Dataset records:
════════

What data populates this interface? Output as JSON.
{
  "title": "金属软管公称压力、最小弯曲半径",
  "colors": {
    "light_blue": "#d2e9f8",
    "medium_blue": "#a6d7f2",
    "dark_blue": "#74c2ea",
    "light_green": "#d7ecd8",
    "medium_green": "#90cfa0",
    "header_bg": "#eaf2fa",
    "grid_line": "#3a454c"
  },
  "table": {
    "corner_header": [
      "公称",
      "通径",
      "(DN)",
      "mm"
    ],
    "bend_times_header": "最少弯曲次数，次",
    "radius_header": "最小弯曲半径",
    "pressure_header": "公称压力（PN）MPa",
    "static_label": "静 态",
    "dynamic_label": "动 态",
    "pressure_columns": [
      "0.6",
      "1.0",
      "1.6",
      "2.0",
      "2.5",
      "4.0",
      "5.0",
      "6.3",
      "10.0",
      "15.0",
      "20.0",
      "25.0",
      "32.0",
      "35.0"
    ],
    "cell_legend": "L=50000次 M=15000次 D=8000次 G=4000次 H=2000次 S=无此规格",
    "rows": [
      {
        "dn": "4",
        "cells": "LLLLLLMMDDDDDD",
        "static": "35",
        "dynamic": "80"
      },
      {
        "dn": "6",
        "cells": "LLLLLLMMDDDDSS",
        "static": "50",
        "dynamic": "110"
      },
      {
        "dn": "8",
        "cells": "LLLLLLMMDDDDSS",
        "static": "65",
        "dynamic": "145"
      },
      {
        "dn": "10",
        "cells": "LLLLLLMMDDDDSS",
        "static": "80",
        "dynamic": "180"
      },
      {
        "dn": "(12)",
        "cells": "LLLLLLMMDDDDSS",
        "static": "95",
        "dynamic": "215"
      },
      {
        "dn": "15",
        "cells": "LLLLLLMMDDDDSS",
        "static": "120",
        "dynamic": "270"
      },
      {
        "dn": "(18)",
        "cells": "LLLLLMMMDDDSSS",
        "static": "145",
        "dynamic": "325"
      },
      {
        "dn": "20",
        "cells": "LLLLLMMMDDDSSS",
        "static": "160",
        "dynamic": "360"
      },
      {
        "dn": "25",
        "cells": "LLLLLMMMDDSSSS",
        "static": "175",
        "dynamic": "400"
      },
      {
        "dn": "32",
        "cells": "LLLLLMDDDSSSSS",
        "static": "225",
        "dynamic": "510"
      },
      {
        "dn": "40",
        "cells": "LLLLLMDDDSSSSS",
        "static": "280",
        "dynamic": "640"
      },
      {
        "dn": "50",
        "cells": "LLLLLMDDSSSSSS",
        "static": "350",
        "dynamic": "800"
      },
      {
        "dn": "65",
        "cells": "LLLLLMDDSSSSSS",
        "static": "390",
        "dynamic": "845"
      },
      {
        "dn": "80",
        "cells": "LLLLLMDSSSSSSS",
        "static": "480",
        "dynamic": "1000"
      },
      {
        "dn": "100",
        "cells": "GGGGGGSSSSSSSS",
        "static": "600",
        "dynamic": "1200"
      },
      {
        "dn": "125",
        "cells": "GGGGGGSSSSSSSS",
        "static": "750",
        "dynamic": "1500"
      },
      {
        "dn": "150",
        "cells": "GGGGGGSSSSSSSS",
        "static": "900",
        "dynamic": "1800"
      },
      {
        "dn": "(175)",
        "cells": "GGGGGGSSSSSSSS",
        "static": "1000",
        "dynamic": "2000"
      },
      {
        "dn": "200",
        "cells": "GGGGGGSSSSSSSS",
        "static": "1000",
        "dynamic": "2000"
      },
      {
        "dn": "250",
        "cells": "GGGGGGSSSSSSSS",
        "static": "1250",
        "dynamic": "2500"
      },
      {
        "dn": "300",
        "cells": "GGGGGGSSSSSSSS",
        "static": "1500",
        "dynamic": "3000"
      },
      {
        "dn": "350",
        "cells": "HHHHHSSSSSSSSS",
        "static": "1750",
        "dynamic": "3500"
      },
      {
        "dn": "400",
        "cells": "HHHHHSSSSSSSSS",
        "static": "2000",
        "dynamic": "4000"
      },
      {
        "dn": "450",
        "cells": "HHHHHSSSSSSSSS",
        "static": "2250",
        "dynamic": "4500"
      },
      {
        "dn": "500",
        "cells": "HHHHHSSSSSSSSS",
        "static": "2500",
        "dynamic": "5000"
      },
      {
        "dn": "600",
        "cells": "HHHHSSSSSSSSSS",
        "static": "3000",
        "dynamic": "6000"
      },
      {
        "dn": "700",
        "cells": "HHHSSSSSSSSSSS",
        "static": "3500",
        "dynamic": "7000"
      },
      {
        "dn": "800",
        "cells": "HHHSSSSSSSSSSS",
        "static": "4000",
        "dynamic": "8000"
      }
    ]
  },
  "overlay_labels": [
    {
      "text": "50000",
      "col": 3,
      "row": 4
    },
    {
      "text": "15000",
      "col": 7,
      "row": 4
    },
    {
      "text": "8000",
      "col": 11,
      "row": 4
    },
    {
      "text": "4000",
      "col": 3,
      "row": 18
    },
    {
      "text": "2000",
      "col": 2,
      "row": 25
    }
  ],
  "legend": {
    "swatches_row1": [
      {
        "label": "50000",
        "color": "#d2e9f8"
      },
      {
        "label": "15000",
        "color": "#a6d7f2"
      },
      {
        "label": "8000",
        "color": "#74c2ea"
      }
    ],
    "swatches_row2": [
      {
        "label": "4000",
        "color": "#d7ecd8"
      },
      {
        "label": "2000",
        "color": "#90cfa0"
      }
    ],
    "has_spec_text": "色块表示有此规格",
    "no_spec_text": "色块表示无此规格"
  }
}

════════

Exactly as written above, please repeat the entries.

Final result:
What data populates this interface? Output as JSON.
{
  "title": "金属软管公称压力、最小弯曲半径",
  "colors": {
    "light_blue": "#d2e9f8",
    "medium_blue": "#a6d7f2",
    "dark_blue": "#74c2ea",
    "light_green": "#d7ecd8",
    "medium_green": "#90cfa0",
    "header_bg": "#eaf2fa",
    "grid_line": "#3a454c"
  },
  "table": {
    "corner_header": [
      "公称",
      "通径",
      "(DN)",
      "mm"
    ],
    "bend_times_header": "最少弯曲次数，次",
    "radius_header": "最小弯曲半径",
    "pressure_header": "公称压力（PN）MPa",
    "static_label": "静 态",
    "dynamic_label": "动 态",
    "pressure_columns": [
      "0.6",
      "1.0",
      "1.6",
      "2.0",
      "2.5",
      "4.0",
      "5.0",
      "6.3",
      "10.0",
      "15.0",
      "20.0",
      "25.0",
      "32.0",
      "35.0"
    ],
    "cell_legend": "L=50000次 M=15000次 D=8000次 G=4000次 H=2000次 S=无此规格",
    "rows": [
      {
        "dn": "4",
        "cells": "LLLLLLMMDDDDDD",
        "static": "35",
        "dynamic": "80"
      },
      {
        "dn": "6",
        "cells": "LLLLLLMMDDDDSS",
        "static": "50",
        "dynamic": "110"
      },
      {
        "dn": "8",
        "cells": "LLLLLLMMDDDDSS",
        "static": "65",
        "dynamic": "145"
      },
      {
        "dn": "10",
        "cells": "LLLLLLMMDDDDSS",
        "static": "80",
        "dynamic": "180"
      },
      {
        "dn": "(12)",
        "cells": "LLLLLLMMDDDDSS",
        "static": "95",
        "dynamic": "215"
      },
      {
        "dn": "15",
        "cells": "LLLLLLMMDDDDSS",
        "static": "120",
        "dynamic": "270"
      },
      {
        "dn": "(18)",
        "cells": "LLLLLMMMDDDSSS",
        "static": "145",
        "dynamic": "325"
      },
      {
        "dn": "20",
        "cells": "LLLLLMMMDDDSSS",
        "static": "160",
        "dynamic": "360"
      },
      {
        "dn": "25",
        "cells": "LLLLLMMMDDSSSS",
        "static": "175",
        "dynamic": "400"
      },
      {
        "dn": "32",
        "cells": "LLLLLMDDDSSSSS",
        "static": "225",
        "dynamic": "510"
      },
      {
        "dn": "40",
        "cells": "LLLLLMDDDSSSSS",
        "static": "280",
        "dynamic": "640"
      },
      {
        "dn": "50",
        "cells": "LLLLLMDDSSSSSS",
        "static": "350",
        "dynamic": "800"
      },
      {
        "dn": "65",
        "cells": "LLLLLMDDSSSSSS",
        "static": "390",
        "dynamic": "845"
      },
      {
        "dn": "80",
        "cells": "LLLLLMDSSSSSSS",
        "static": "480",
        "dynamic": "1000"
      },
      {
        "dn": "100",
        "cells": "GGGGGGSSSSSSSS",
        "static": "600",
        "dynamic": "1200"
      },
      {
        "dn": "125",
        "cells": "GGGGGGSSSSSSSS",
        "static": "750",
        "dynamic": "1500"
      },
      {
        "dn": "150",
        "cells": "GGGGGGSSSSSSSS",
        "static": "900",
        "dynamic": "1800"
      },
      {
        "dn": "(175)",
        "cells": "GGGGGGSSSSSSSS",
        "static": "1000",
        "dynamic": "2000"
      },
      {
        "dn": "200",
        "cells": "GGGGGGSSSSSSSS",
        "static": "1000",
        "dynamic": "2000"
      },
      {
        "dn": "250",
        "cells": "GGGGGGSSSSSSSS",
        "static": "1250",
        "dynamic": "2500"
      },
      {
        "dn": "300",
        "cells": "GGGGGGSSSSSSSS",
        "static": "1500",
        "dynamic": "3000"
      },
      {
        "dn": "350",
        "cells": "HHHHHSSSSSSSSS",
        "static": "1750",
        "dynamic": "3500"
      },
      {
        "dn": "400",
        "cells": "HHHHHSSSSSSSSS",
        "static": "2000",
        "dynamic": "4000"
      },
      {
        "dn": "450",
        "cells": "HHHHHSSSSSSSSS",
        "static": "2250",
        "dynamic": "4500"
      },
      {
        "dn": "500",
        "cells": "HHHHHSSSSSSSSS",
        "static": "2500",
        "dynamic": "5000"
      },
      {
        "dn": "600",
        "cells": "HHHHSSSSSSSSSS",
        "static": "3000",
        "dynamic": "6000"
      },
      {
        "dn": "700",
        "cells": "HHHSSSSSSSSSSS",
        "static": "3500",
        "dynamic": "7000"
      },
      {
        "dn": "800",
        "cells": "HHHSSSSSSSSSSS",
        "static": "4000",
        "dynamic": "8000"
      }
    ]
  },
  "overlay_labels": [
    {
      "text": "50000",
      "col": 3,
      "row": 4
    },
    {
      "text": "15000",
      "col": 7,
      "row": 4
    },
    {
      "text": "8000",
      "col": 11,
      "row": 4
    },
    {
      "text": "4000",
      "col": 3,
      "row": 18
    },
    {
      "text": "2000",
      "col": 2,
      "row": 25
    }
  ],
  "legend": {
    "swatches_row1": [
      {
        "label": "50000",
        "color": "#d2e9f8"
      },
      {
        "label": "15000",
        "color": "#a6d7f2"
      },
      {
        "label": "8000",
        "color": "#74c2ea"
      }
    ],
    "swatches_row2": [
      {
        "label": "4000",
        "color": "#d7ecd8"
      },
      {
        "label": "2000",
        "color": "#90cfa0"
      }
    ],
    "has_spec_text": "色块表示有此规格",
    "no_spec_text": "色块表示无此规格"
  }
}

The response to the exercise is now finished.